Text to read |
● ● ● ● ● ● ●

Data traversal with clojure.walk

Clojure's core API includes a library, clojure.walk, that is specifically for traversing data structures. The library's functionality is based on a core function named walk, although walk is rarely directly called. Instead, it is far more common to access the functionality via the prewalk and postwalk functions. Both functions walk the tree in depth-first order but they differ in whether a node is visited before or after its children. Both versions take a function to apply at each node that returns a replacement node (or the original node).

For example, Listing 9 shows a postwalk operating on a heterogeneous tree of data. We first walk the tree and pass a function that merely prints the node being visited and returns the node. Then we call postwalk, passing in a function that looks for integers and increments them by one, leaving everything else the same.

Listing 9. The postwalk function at work
user> (def data [[1 :foo] [2 [3 [4 "abc"]] 5]])
#'user/data

user> (require ['clojure.walk :as 'walk])
nil

user> (walk/postwalk #(do (println "visiting:" %) %) data)
visiting: 1
visiting: :foo
visiting: [1 :foo]
visiting: 2
visiting: 3
visiting: 4
visiting: abc
visiting: [4 abc]
visiting: [3 [4 abc]]
visiting: 5
visiting: [2 [3 [4 abc]] 5]
visiting: [[1 :foo] [2 [3 [4 abc]] 5]]
[[1 :foo] [2 [3 [4 "abc"]] 5]]

user> (walk/postwalk #(if (number? %) (inc %) %) data)
[[2 :foo] [3 [4 [5 "abc"]] 6]]

Using postwalk and prewalk is beneficial because they already understand how to walk almost all of the core Clojure data structures — such as vectors, lists, sets, and maps (exceptions include sorted maps and records). When using clojure.walk, we don't need to specify any navigation code; instead we supply only the essential code that finds the node to modify and modifies it.

Let’s apply postwalk to our eval-concat problem from Listing 10. When we find a node of type :concat, we check whether it can be evaluated and return a new value node in place of the original :concat node.

Listing 10. The eval-concat problem with postwalk
(defn eval-concat [node]
  (if (and (= :concat (node-type node))
            (every? string? (:args node)))
     (string/join (:args node))
     node))

(defn walk-example
  [node]
  (walk/postwalk eval-concat node))

That’s a much more satisfying implementation. All of the traversal is handled for us inside postwalk and we only need to supply the function to find and modify the tree in place.

Recursion in the Visitor pattern

One issue with both the original Visitor pattern and this implementation with postwalk is that the pattern is recursive (see Figure 9). When evaluating the modification function at a node, all of the parent-node traversals are on the stack. This is obvious in the Visitor implementation where you see all of the recursive calls to the eval-concat function. But even if it's tidily hidden away in postwalk, the structure is the same.

Figure 9. Recursive calls with clojure.walk
Recursive calls with clojure.walk.

Recursion is not necessarily bad — it’s easy to understand and for small trees is unlikely to be an issue. But in the case of larger trees, we might prefer to traverse iteratively, in order to preserve memory. The question is, can we implement the Visitor pattern without recursion?

Clojure's functional zippers

A well-known solution to the problem of traversing and modifying a tree in functional programming is the zipper, most famously described by Gérard Huet (see Resources). A zipper is a way of representing a data structure with a local context, such that navigation (iteration) and modification from the current context are, for the most part, constant-time. All changes are local to the context.

● ● ● ● ● ● ●

Layout annotation records
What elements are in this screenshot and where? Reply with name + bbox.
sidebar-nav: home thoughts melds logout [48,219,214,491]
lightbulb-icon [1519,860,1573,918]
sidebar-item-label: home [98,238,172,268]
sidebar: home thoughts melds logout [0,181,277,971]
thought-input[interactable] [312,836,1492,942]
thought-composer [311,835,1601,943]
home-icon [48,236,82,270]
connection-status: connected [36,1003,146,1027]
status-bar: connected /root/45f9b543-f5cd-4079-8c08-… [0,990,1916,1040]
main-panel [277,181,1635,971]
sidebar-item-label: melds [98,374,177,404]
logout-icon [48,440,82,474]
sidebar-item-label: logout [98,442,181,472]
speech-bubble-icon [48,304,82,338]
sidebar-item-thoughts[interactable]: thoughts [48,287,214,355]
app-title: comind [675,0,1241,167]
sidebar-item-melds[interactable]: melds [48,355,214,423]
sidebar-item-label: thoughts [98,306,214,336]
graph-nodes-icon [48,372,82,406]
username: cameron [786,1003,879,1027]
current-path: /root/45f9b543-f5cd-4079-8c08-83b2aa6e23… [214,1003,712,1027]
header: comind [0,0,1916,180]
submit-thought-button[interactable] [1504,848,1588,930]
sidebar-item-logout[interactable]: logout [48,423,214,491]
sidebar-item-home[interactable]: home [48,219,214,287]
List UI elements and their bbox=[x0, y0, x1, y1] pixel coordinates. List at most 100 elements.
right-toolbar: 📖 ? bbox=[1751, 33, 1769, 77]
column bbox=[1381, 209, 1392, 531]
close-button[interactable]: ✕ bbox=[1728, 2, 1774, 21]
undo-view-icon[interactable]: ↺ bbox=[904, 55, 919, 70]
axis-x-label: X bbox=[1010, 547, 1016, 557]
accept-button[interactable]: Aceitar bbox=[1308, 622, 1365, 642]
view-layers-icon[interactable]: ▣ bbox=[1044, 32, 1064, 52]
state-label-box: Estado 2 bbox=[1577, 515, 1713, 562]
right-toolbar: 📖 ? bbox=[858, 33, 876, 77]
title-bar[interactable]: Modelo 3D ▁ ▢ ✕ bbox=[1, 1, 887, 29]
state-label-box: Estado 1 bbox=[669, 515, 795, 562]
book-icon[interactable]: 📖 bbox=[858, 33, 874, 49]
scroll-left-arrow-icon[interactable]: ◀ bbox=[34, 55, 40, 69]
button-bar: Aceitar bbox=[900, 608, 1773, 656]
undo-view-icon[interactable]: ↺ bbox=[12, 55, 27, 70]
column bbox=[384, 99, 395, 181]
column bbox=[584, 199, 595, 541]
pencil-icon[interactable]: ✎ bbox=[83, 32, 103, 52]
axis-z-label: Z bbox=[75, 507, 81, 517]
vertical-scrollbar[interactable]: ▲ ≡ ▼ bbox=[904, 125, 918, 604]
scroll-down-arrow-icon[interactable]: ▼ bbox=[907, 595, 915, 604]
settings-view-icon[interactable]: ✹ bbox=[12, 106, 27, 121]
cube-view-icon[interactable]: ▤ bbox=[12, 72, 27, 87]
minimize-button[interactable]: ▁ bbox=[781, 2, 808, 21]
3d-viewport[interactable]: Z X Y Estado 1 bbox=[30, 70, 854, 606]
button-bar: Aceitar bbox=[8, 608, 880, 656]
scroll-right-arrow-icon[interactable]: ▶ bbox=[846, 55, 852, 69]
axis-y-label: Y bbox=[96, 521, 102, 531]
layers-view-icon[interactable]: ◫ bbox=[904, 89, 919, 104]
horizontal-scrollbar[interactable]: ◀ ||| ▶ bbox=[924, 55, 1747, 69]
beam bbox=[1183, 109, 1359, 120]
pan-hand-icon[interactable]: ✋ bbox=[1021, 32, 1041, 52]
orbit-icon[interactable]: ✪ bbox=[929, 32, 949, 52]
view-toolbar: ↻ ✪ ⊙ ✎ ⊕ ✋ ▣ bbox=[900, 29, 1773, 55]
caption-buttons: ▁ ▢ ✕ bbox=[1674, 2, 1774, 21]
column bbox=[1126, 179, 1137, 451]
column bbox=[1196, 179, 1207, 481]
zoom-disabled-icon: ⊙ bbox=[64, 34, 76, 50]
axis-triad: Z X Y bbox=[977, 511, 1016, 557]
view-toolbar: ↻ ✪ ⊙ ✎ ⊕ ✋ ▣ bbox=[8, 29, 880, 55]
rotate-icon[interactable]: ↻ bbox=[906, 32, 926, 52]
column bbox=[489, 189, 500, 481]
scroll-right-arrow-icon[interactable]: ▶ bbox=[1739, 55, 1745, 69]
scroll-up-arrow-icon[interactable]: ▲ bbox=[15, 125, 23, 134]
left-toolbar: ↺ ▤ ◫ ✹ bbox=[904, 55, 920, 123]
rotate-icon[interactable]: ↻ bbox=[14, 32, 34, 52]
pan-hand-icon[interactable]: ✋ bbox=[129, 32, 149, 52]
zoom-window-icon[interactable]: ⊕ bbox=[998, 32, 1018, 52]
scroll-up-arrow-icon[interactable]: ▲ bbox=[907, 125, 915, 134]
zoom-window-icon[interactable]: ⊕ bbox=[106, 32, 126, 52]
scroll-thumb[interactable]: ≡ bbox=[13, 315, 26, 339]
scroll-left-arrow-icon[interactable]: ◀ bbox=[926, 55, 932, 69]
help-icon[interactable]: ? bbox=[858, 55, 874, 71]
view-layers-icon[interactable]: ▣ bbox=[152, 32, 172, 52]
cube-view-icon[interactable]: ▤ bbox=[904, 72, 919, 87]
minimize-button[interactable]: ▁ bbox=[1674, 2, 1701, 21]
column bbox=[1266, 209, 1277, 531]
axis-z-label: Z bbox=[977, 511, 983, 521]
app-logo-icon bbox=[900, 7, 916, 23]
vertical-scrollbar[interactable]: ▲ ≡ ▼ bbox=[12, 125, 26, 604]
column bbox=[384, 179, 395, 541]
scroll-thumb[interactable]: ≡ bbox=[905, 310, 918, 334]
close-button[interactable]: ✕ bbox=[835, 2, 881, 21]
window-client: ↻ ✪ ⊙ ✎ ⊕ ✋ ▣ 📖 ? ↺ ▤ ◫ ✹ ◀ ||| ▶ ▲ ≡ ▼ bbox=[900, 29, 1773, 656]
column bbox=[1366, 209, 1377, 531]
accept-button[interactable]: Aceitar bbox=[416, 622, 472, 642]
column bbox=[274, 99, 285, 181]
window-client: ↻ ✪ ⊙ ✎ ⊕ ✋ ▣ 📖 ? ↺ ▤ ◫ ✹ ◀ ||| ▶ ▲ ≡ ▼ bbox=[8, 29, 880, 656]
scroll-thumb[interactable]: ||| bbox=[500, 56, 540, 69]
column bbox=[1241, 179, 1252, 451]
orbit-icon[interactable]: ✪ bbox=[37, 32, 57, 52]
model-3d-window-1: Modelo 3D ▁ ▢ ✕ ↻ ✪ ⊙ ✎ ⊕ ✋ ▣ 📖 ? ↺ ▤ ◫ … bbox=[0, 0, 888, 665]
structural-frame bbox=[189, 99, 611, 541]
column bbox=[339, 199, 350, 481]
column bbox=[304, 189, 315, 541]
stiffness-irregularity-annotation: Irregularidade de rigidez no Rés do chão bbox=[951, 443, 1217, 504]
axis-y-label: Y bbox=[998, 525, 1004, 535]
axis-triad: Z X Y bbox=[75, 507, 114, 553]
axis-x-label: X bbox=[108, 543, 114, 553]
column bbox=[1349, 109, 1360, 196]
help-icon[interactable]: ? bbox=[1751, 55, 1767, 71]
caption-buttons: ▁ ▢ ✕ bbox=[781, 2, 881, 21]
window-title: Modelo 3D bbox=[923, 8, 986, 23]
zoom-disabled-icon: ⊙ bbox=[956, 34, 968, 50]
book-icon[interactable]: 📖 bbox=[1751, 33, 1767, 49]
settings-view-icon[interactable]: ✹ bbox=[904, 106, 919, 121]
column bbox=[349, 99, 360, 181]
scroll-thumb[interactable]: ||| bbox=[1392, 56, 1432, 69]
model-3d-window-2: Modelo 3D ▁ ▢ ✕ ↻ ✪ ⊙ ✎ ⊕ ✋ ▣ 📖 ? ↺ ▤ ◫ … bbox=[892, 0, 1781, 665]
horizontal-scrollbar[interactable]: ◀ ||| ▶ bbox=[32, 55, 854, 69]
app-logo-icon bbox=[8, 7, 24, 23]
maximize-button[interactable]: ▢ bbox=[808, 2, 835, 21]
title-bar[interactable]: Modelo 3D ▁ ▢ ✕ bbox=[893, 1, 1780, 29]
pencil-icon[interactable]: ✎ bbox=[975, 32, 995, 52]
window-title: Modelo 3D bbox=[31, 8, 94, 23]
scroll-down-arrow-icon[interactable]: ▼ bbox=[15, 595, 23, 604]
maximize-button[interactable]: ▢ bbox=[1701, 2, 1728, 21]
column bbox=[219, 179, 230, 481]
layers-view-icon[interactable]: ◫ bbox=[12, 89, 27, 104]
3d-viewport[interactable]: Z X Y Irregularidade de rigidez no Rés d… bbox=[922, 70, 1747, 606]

● ● ● ● ● ● ●

Required task | Continue the article on data traversal with clojure.walk, starting right after its last sentence.

Exercise result |
A tree zipper is typically composed of a path from the root to the current location in the tree, plus the subtree context at the focal node. The name "zipper" refers to moving up and down the tree like a zipper, with the part above the focal node as the open part of the zipper and the local state as the closed part.

In a typical tree, constant-time access is only available at the root (the node referenced by other code). Zippers allow that focal node to travel around the tree, getting constant-time access wherever you are (not including the traversal time to reach the node). A common way to think about zippers is that they are like a tree of rubber bands: you can "pick up" the tree at any node and it becomes like a root with the left, right, and parent paths hanging from that focal node.

The focal-node data structure is commonly referred to as a location, or "loc." The location contains the current subtree and the path to the root. Let’s consider a simplified version of the small tree structure from Figure 8. This time, we'll simplify the example by using vectors rather than maps.

Figure 10 illustrates how the location structure changes as we traverse the tree, here going down (always to the first left child), then right, then down. In each case, the new node becomes the focal point and the rest of the tree is represented as left nodes, right nodes, and parent nodes in relation to the focus.

Figure 10. Zipper loc structure while traversing the tree
A visual representation of zipper loc structure while traversing the tree.

As we traverse the tree, changes are local to the current focal node, meaning all constant-time operations except for up. That is the key benefit of zippers.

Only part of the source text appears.